Extracted material =
|---|

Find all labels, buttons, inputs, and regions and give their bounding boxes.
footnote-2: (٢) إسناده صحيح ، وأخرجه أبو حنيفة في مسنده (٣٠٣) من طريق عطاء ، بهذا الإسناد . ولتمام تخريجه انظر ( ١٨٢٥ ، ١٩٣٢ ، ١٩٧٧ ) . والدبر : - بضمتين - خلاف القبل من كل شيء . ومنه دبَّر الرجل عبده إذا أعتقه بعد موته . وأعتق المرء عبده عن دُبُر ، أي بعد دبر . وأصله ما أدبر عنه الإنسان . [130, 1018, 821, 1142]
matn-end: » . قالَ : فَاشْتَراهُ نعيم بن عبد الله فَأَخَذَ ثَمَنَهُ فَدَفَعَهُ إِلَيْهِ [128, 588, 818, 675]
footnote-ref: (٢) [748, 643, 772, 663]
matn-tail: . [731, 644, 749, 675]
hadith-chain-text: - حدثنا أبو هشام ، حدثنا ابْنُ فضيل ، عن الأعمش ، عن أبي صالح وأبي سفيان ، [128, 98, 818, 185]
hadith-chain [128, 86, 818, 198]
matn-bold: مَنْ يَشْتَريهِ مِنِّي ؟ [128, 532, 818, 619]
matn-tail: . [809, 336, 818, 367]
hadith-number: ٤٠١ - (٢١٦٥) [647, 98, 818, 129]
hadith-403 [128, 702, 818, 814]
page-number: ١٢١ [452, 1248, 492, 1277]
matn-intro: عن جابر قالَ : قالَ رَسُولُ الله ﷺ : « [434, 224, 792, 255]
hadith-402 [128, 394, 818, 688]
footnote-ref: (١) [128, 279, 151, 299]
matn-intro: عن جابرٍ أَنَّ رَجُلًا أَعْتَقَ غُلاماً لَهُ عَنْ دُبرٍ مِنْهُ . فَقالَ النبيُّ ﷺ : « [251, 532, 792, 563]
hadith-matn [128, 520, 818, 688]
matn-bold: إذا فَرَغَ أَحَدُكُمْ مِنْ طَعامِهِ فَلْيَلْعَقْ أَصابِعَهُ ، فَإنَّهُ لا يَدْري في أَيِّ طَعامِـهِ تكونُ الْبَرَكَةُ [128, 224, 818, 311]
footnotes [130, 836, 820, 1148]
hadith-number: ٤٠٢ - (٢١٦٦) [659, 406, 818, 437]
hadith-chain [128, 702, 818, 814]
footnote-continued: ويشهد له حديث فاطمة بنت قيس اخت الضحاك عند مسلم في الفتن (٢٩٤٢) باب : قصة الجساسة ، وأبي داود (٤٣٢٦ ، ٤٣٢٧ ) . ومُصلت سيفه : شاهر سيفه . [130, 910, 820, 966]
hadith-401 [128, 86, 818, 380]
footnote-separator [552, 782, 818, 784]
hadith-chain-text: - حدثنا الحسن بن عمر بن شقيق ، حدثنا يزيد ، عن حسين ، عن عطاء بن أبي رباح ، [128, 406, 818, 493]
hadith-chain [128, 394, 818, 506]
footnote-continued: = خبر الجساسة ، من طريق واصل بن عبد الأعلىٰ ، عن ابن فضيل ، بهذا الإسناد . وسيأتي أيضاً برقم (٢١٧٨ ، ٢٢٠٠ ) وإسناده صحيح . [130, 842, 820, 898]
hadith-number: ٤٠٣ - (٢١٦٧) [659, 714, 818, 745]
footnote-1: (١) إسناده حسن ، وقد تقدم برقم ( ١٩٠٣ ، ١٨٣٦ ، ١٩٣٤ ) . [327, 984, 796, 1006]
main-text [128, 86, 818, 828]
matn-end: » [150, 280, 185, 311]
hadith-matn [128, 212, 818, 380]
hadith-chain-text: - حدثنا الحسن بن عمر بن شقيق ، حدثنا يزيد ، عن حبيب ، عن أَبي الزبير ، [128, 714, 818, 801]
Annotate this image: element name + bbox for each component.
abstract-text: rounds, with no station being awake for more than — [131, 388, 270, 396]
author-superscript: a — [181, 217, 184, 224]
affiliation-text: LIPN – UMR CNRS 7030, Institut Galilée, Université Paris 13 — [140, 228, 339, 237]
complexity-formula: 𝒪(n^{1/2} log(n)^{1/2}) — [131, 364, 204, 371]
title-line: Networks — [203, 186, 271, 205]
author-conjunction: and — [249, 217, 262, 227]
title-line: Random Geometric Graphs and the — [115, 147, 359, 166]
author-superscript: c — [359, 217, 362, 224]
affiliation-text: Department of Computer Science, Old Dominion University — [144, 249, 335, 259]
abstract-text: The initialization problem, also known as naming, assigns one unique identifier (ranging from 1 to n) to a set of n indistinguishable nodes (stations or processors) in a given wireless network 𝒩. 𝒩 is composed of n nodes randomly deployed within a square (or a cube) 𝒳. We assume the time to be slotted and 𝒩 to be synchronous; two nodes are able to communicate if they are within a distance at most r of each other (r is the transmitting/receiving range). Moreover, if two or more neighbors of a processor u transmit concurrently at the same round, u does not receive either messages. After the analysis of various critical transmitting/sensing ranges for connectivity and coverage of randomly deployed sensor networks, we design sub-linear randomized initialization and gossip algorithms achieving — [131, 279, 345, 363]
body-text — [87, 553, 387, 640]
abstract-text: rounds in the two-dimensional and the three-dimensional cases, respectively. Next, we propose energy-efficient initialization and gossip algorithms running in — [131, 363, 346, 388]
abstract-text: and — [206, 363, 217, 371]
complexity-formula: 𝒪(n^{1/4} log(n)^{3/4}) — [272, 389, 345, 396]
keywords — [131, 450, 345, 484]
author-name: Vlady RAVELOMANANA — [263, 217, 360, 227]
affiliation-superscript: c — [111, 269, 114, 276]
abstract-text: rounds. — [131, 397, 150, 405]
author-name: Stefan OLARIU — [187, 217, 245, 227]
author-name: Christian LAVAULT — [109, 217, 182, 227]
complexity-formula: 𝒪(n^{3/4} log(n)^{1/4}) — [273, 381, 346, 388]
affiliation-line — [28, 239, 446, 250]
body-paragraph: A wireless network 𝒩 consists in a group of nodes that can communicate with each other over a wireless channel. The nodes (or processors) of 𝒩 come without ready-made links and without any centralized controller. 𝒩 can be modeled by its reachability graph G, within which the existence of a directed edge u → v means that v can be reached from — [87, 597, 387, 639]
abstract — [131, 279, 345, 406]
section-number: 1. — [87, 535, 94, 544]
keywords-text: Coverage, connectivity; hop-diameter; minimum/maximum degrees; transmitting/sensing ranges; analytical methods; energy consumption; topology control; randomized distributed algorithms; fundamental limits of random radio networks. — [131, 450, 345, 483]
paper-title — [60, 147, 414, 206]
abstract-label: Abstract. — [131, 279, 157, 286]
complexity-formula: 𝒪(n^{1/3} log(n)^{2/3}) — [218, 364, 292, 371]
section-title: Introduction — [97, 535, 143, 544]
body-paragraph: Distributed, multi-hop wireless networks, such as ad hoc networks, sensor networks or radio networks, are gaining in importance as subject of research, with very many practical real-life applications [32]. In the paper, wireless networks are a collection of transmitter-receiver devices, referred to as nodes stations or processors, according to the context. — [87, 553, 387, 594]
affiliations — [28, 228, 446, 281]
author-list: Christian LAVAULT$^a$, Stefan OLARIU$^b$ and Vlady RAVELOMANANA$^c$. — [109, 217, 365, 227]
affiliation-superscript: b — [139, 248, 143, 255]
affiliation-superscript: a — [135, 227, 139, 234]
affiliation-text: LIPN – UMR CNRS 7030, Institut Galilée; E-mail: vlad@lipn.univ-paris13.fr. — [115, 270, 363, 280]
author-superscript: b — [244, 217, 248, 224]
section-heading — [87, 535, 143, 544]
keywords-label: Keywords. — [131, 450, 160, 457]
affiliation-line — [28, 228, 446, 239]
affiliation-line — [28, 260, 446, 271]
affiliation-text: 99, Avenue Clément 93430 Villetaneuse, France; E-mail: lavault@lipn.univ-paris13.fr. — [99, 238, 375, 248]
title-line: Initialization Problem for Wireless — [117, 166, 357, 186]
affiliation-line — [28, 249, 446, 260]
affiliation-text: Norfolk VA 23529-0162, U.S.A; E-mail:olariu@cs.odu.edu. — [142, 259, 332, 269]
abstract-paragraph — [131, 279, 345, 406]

|---|

Task directions = Give the lines again from the start of the listing through the line with "matn-tail: . [809, 336, 818, 367]", replacing "footnote-ref" with "footnote-marker" and keeping everything else the same.

Exercise output =
Find all labels, buttons, inputs, and regions and give their bounding boxes.
footnote-2: (٢) إسناده صحيح ، وأخرجه أبو حنيفة في مسنده (٣٠٣) من طريق عطاء ، بهذا الإسناد . ولتمام تخريجه انظر ( ١٨٢٥ ، ١٩٣٢ ، ١٩٧٧ ) . والدبر : - بضمتين - خلاف القبل من كل شيء . ومنه دبَّر الرجل عبده إذا أعتقه بعد موته . وأعتق المرء عبده عن دُبُر ، أي بعد دبر . وأصله ما أدبر عنه الإنسان . [130, 1018, 821, 1142]
matn-end: » . قالَ : فَاشْتَراهُ نعيم بن عبد الله فَأَخَذَ ثَمَنَهُ فَدَفَعَهُ إِلَيْهِ [128, 588, 818, 675]
footnote-marker: (٢) [748, 643, 772, 663]
matn-tail: . [731, 644, 749, 675]
hadith-chain-text: - حدثنا أبو هشام ، حدثنا ابْنُ فضيل ، عن الأعمش ، عن أبي صالح وأبي سفيان ، [128, 98, 818, 185]
hadith-chain [128, 86, 818, 198]
matn-bold: مَنْ يَشْتَريهِ مِنِّي ؟ [128, 532, 818, 619]
matn-tail: . [809, 336, 818, 367]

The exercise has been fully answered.